Given problem
The records that follow are to be repeated exactly, with the pictures removed.

Input rows

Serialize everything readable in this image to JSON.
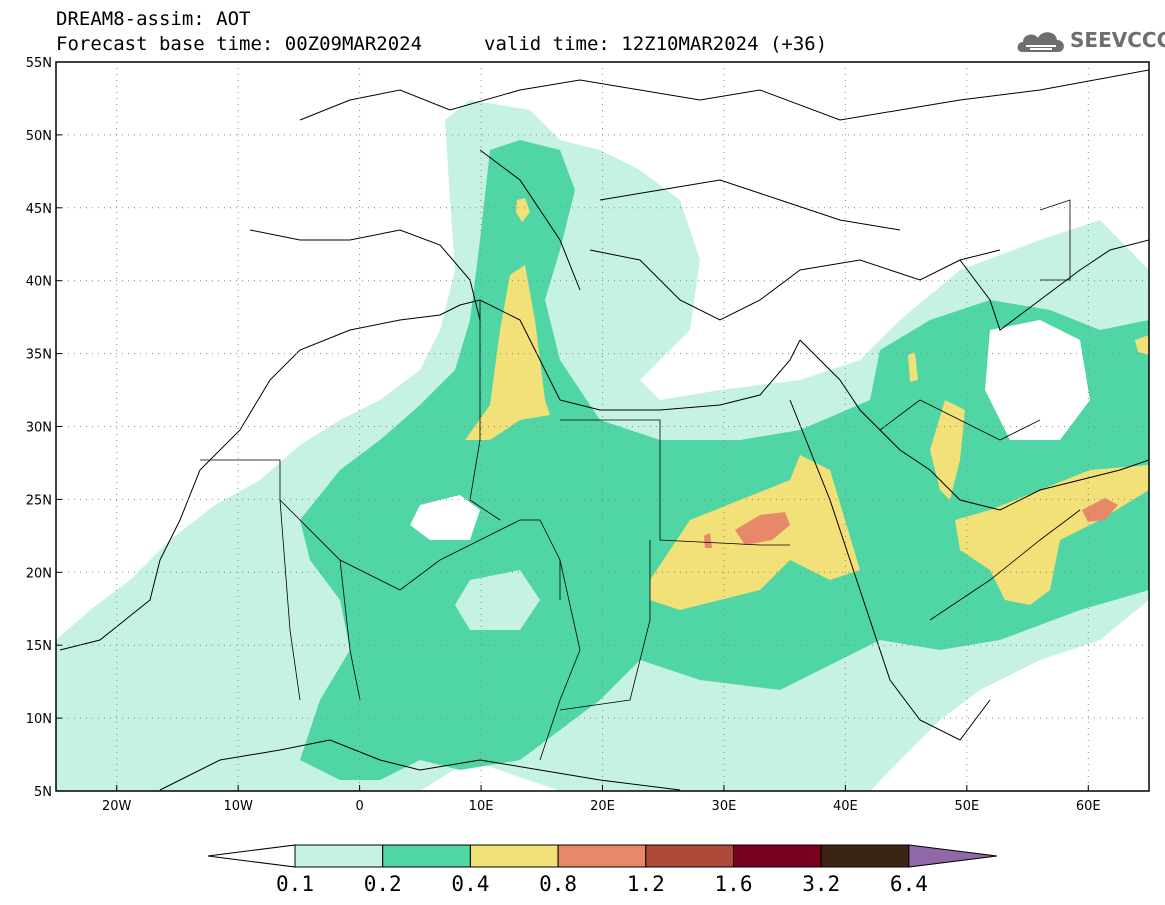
{
  "header": {
    "title": "DREAM8-assim: AOT",
    "base_time": "Forecast base time: 00Z09MAR2024",
    "valid_time": "valid time: 12Z10MAR2024 (+36)"
  },
  "logo": {
    "text": "SEEVCCC",
    "icon": "cloud-icon"
  },
  "map": {
    "lon_range": [
      -25,
      65
    ],
    "lat_range": [
      5,
      55
    ],
    "x_ticks": [
      "20W",
      "10W",
      "0",
      "10E",
      "20E",
      "30E",
      "40E",
      "50E",
      "60E"
    ],
    "y_ticks": [
      "55N",
      "50N",
      "45N",
      "40N",
      "35N",
      "30N",
      "25N",
      "20N",
      "15N",
      "10N",
      "5N"
    ],
    "grid": true
  },
  "colorbar": {
    "labels": [
      "0.1",
      "0.2",
      "0.4",
      "0.8",
      "1.2",
      "1.6",
      "3.2",
      "6.4"
    ],
    "colors": [
      "#ffffff",
      "#c6f2e4",
      "#4fd6a4",
      "#f2e078",
      "#e8886a",
      "#b04a38",
      "#7a0020",
      "#3c2414",
      "#9068a8"
    ]
  }
}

Output
Serialize everything readable in this image to JSON.
{
  "header": {
    "title": "DREAM8-assim: AOT",
    "base_time": "Forecast base time: 00Z09MAR2024",
    "valid_time": "valid time: 12Z10MAR2024 (+36)"
  },
  "logo": {
    "text": "SEEVCCC",
    "icon": "cloud-icon"
  },
  "map": {
    "lon_range": [
      -25,
      65
    ],
    "lat_range": [
      5,
      55
    ],
    "x_ticks": [
      "20W",
      "10W",
      "0",
      "10E",
      "20E",
      "30E",
      "40E",
      "50E",
      "60E"
    ],
    "y_ticks": [
      "55N",
      "50N",
      "45N",
      "40N",
      "35N",
      "30N",
      "25N",
      "20N",
      "15N",
      "10N",
      "5N"
    ],
    "grid": true
  },
  "colorbar": {
    "labels": [
      "0.1",
      "0.2",
      "0.4",
      "0.8",
      "1.2",
      "1.6",
      "3.2",
      "6.4"
    ],
    "colors": [
      "#ffffff",
      "#c6f2e4",
      "#4fd6a4",
      "#f2e078",
      "#e8886a",
      "#b04a38",
      "#7a0020",
      "#3c2414",
      "#9068a8"
    ]
  }
}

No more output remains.